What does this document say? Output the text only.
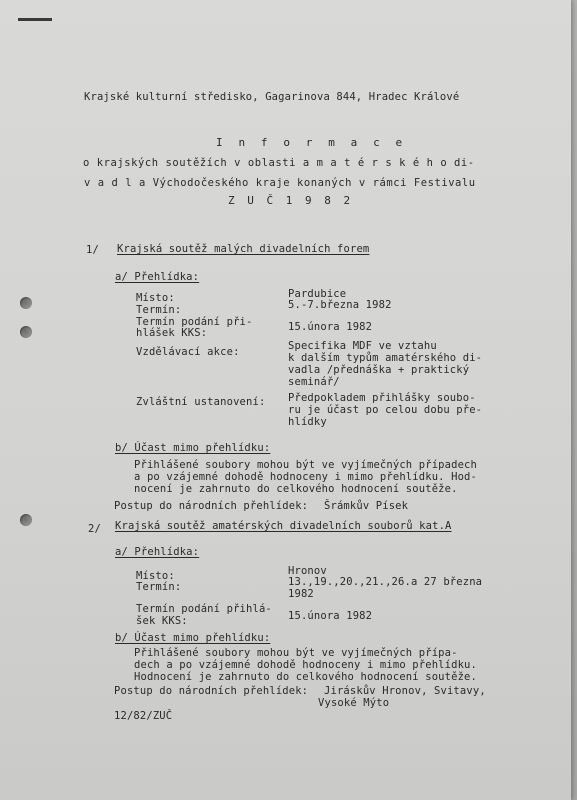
Krajské kulturní středisko, Gagarinova 844, Hradec Králové

I n f o r m a c e

o krajských soutěžích v oblasti a m a t é r s k é h o di-

v a d l a Východočeského kraje konaných v rámci Festivalu

Z U Č 1 9 8 2

1/ Krajská soutěž malých divadelních forem

a/ Přehlídka:

Místo:	Pardubice

Termín:	5.-7.března 1982

Termín podání při-

hlášek KKS:	15.února 1982

Vzdělávací akce:	Specifika MDF ve vztahu

k dalším typům amatérského di-

vadla /přednáška + praktický

seminář/

Zvláštní ustanovení: Předpokladem přihlášky soubo-

ru je účast po celou dobu pře-

hlídky

b/ Účast mimo přehlídku:

Přihlášené soubory mohou být ve vyjímečných případech

a po vzájemné dohodě hodnoceny i mimo přehlídku. Hod-

nocení je zahrnuto do celkového hodnocení soutěže.

Postup do národních přehlídek: Šrámkův Písek

2/ Krajská soutěž amatérských divadelních souborů kat.A

a/ Přehlídka:

Místo:	Hronov

Termín:	13.,19.,20.,21.,26.a 27 března

1982

Termín podání přihlá-

šek KKS:	15.února 1982

b/ Účast mimo přehlídku:

Přihlášené soubory mohou být ve vyjímečných přípa-

dech a po vzájemné dohodě hodnoceny i mimo přehlídku.

Hodnocení je zahrnuto do celkového hodnocení soutěže.

Postup do národních přehlídek: Jiráskův Hronov, Svitavy,

Vysoké Mýto

12/82/ZUČ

__Problem to solve__:
Read through the entries and copy every line that includes "Přihlášené".

__Final answer__:
Přihlášené soubory mohou být ve vyjímečných případech
Přihlášené soubory mohou být ve vyjímečných přípa-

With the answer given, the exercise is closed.